Request 1: Repeat, character for character, the part of the entries below that opens with the line containing "data-label: -1: [546, 254, 559, 270]" and closes with the line containing "data-label: -11: [832, 280, 848, 296]", including both of those lines.

Text excerpt:
USA Today has released the first images from Arrival, Denis Villeneuve’s forthcoming adaptation of Ted Chiang’s 1998 novella Story of Your Life and one of Paramount’s most anticipated films this year. We get our first look at Amy Adams and Jeremy Renner as a linguist and a physicist whose specialties are utilized when aliens land all over Earth and humans scramble to find a way to communicate with their extraterrestrial visitors, who possess a bizarre verbal and visual language.

This film has been in the works since 2012 but recently gained traction after Eric Heisserer (The Thing remake, Lights Out) revised the script and Adams and Renner signed on. Renner, who plays physicist Ian Donnelly, told USA Today that the movie’s tone is “if you blended a [Stanley] Kubrick and a [Steven] Spielberg movie,” and that the end result comes out closer to Contact or Close Encounters of the Third Kind than “a big Michael Bay alien movie”—which makes sense, since the entire story is about first contact. Summoned by the military, linguist Louise Banks (Adams) must learn the aliens’ two languages: the verbal Heptapod A, with its free word order, and the much more complex and visual Heptapod B.

Reeling from personal turmoil, Louise struggles to relate to these otherworldly creatures. Adams praised the fact that “[t]his isn’t a graphic-novel universe or creating a new universe. This happens in our world today, as it exists. Not having to transport myself to a universe where superheroes exist, which is also fun, really helped me ground the character and the experience.” Speaking of worldbuilding, she said, “Denis and the team have done a great job with the visuals and getting to something that looks familiar and not completely abstract.”

That’s a high bar, considering how the Louise of Story of Your Life describes Heptapod B, made up of semagrams (or ideograms that mark semantic categories of words):

A “sentence” seemed to be whatever number of semagrams a heptapod wanted to join together; the only difference between a sentence and a paragraph, or a page, was size.

Input rows:
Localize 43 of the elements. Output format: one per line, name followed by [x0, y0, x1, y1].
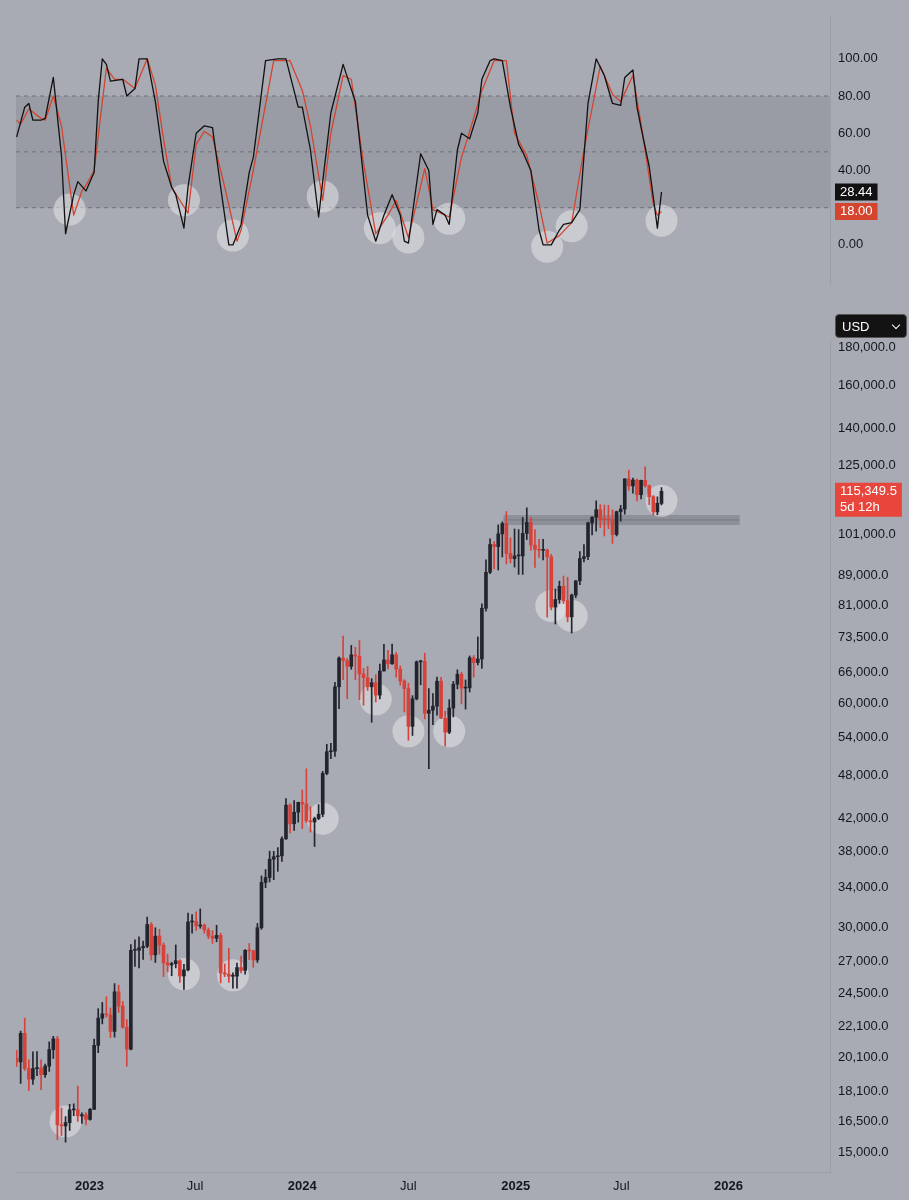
y-tick-label: 42,000.0: [838, 810, 889, 826]
y-tick-label: 40.00: [838, 162, 871, 178]
y-tick-label: 73,500.0: [838, 628, 889, 644]
y-tick-label: 60.00: [838, 124, 871, 140]
y-tick-label: 20,100.0: [838, 1049, 889, 1065]
point: [531, 230, 564, 263]
text: 5d 12h: [840, 498, 880, 514]
y-tick-label: 180,000.0: [838, 338, 896, 354]
y-tick-label: 24,500.0: [838, 984, 889, 1000]
text: USD: [835, 314, 907, 338]
y-tick-label: 38,000.0: [838, 842, 889, 858]
y-tick-label: 160,000.0: [838, 376, 896, 392]
y-tick-label: 100.00: [838, 50, 878, 66]
y-tick-label: 140,000.0: [838, 420, 896, 436]
y-tick-label: 27,000.0: [838, 953, 889, 969]
point: [555, 210, 588, 243]
x-tick-label: 2025: [501, 1177, 531, 1193]
y-tick-label: 80.00: [838, 87, 871, 103]
y-tick-label: 66,000.0: [838, 663, 889, 679]
y-tick-label: 89,000.0: [838, 566, 889, 582]
y-tick-label: 30,000.0: [838, 919, 889, 935]
x-tick-label: 2023: [75, 1177, 104, 1193]
y-tick-label: 15,000.0: [838, 1143, 889, 1159]
point: [645, 204, 678, 237]
y-tick-label: 0.00: [838, 236, 864, 252]
y-tick-label: 101,000.0: [838, 525, 896, 541]
y-tick-label: 34,000.0: [838, 878, 889, 894]
text: 18.00: [840, 202, 873, 218]
x-tick-label: Jul: [186, 1177, 204, 1193]
y-tick-label: 60,000.0: [838, 694, 889, 710]
text: 28.44: [840, 183, 873, 199]
y-tick-label: 54,000.0: [838, 728, 889, 744]
y-tick-label: 16,500.0: [838, 1113, 889, 1129]
x-tick-label: 2024: [287, 1177, 318, 1193]
text: 115,349.5: [840, 482, 897, 498]
x-tick-label: 2026: [714, 1177, 743, 1193]
y-tick-label: 22,100.0: [838, 1018, 889, 1034]
y-tick-label: 18,100.0: [838, 1083, 889, 1099]
y-tick-label: 125,000.0: [838, 456, 896, 472]
y-tick-label: 48,000.0: [838, 767, 889, 783]
x-tick-label: Jul: [612, 1177, 630, 1193]
y-tick-label: 81,000.0: [838, 597, 889, 613]
x-tick-label: Jul: [400, 1177, 417, 1193]
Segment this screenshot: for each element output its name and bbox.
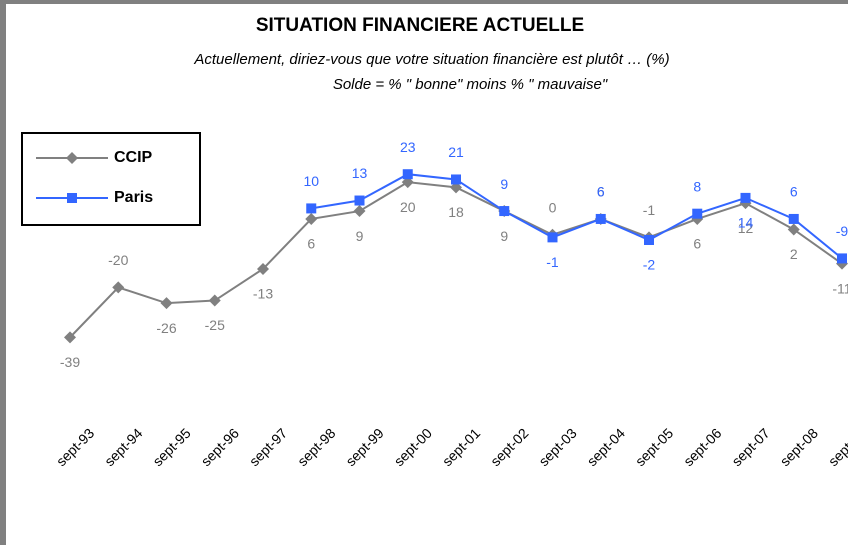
data-label: -1: [546, 254, 559, 270]
data-label: 10: [303, 173, 319, 189]
frame-left: [0, 0, 6, 545]
marker: [547, 232, 558, 243]
data-label: 0: [549, 199, 557, 215]
marker: [305, 212, 318, 225]
frame-top: [0, 0, 848, 4]
data-label: 6: [597, 184, 605, 200]
data-label: 21: [448, 144, 464, 160]
data-label: -25: [205, 317, 225, 333]
marker: [402, 169, 413, 180]
legend-label: Paris: [114, 189, 153, 206]
data-label: 13: [352, 165, 368, 181]
marker: [788, 213, 799, 224]
data-label: 6: [790, 184, 798, 200]
data-label: 23: [400, 139, 416, 155]
data-label: 9: [500, 228, 508, 244]
data-label: 6: [597, 184, 605, 200]
marker: [306, 203, 317, 214]
marker: [740, 192, 751, 203]
marker: [67, 193, 77, 203]
data-label: -2: [643, 257, 656, 273]
data-label: -9: [836, 223, 848, 239]
marker: [160, 297, 173, 310]
marker: [692, 208, 703, 219]
marker: [208, 294, 221, 307]
subtitle: Solde = % " bonne" moins % " mauvaise": [333, 76, 608, 93]
data-label: 12: [738, 220, 754, 236]
marker: [112, 281, 125, 294]
chart-title: SITUATION FINANCIERE ACTUELLE: [256, 15, 584, 36]
marker: [787, 223, 800, 236]
marker: [451, 174, 461, 185]
marker: [644, 235, 654, 245]
legend-label: CCIP: [114, 149, 153, 166]
data-label: 8: [693, 178, 701, 194]
data-label: -39: [60, 354, 80, 370]
marker: [66, 152, 78, 164]
marker: [64, 331, 76, 344]
data-label: -13: [253, 286, 273, 302]
subtitle: Actuellement, diriez-vous que votre situ…: [193, 51, 669, 68]
marker: [595, 213, 606, 224]
data-label: 6: [307, 236, 315, 252]
legend-box: [21, 132, 201, 226]
data-label: -11: [832, 280, 848, 296]
data-label: 9: [500, 176, 508, 192]
data-label: -20: [108, 252, 128, 268]
data-label: 2: [790, 246, 798, 262]
data-label: 9: [356, 228, 364, 244]
data-label: 18: [448, 204, 464, 220]
marker: [837, 253, 847, 264]
data-label: -1: [643, 202, 656, 218]
data-label: 14: [738, 215, 754, 231]
data-label: 6: [693, 236, 701, 252]
line: [311, 173, 843, 260]
data-label: 20: [400, 199, 416, 215]
marker: [353, 205, 366, 218]
data-label: -26: [156, 320, 176, 336]
marker: [257, 262, 269, 275]
marker: [499, 206, 510, 217]
marker: [354, 195, 365, 206]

Request 2: Reproduce verbatim the part of the article about the film Arrival that opens with the words containing "USA Today has" and closes with "and visual language.".

Full response 1:
data-label: -1: [546, 254, 559, 270]
data-label: 10: [303, 173, 319, 189]
frame-left: [0, 0, 6, 545]
marker: [547, 232, 558, 243]
data-label: 0: [549, 199, 557, 215]
marker: [305, 212, 318, 225]
frame-top: [0, 0, 848, 4]
data-label: 6: [597, 184, 605, 200]
data-label: 21: [448, 144, 464, 160]
data-label: -25: [205, 317, 225, 333]
marker: [402, 169, 413, 180]
legend-label: Paris: [114, 189, 153, 206]
data-label: 13: [352, 165, 368, 181]
marker: [788, 213, 799, 224]
data-label: 6: [790, 184, 798, 200]
data-label: 23: [400, 139, 416, 155]
data-label: 9: [500, 228, 508, 244]
data-label: 6: [597, 184, 605, 200]
marker: [306, 203, 317, 214]
marker: [740, 192, 751, 203]
marker: [67, 193, 77, 203]
data-label: -2: [643, 257, 656, 273]
data-label: -9: [836, 223, 848, 239]
marker: [160, 297, 173, 310]
marker: [692, 208, 703, 219]
marker: [208, 294, 221, 307]
subtitle: Solde = % " bonne" moins % " mauvaise": [333, 76, 608, 93]
data-label: 12: [738, 220, 754, 236]
marker: [112, 281, 125, 294]
chart-title: SITUATION FINANCIERE ACTUELLE: [256, 15, 584, 36]
marker: [787, 223, 800, 236]
marker: [451, 174, 461, 185]
marker: [644, 235, 654, 245]
legend-label: CCIP: [114, 149, 153, 166]
data-label: 8: [693, 178, 701, 194]
data-label: -39: [60, 354, 80, 370]
marker: [66, 152, 78, 164]
marker: [64, 331, 76, 344]
data-label: -13: [253, 286, 273, 302]
subtitle: Actuellement, diriez-vous que votre situ…: [193, 51, 669, 68]
marker: [595, 213, 606, 224]
data-label: 6: [307, 236, 315, 252]
legend-box: [21, 132, 201, 226]
data-label: -11: [832, 280, 848, 296]

Full response 2:
USA Today has released the first images from Arrival, Denis Villeneuve’s forthcoming adaptation of Ted Chiang’s 1998 novella Story of Your Life and one of Paramount’s most anticipated films this year. We get our first look at Amy Adams and Jeremy Renner as a linguist and a physicist whose specialties are utilized when aliens land all over Earth and humans scramble to find a way to communicate with their extraterrestrial visitors, who possess a bizarre verbal and visual language.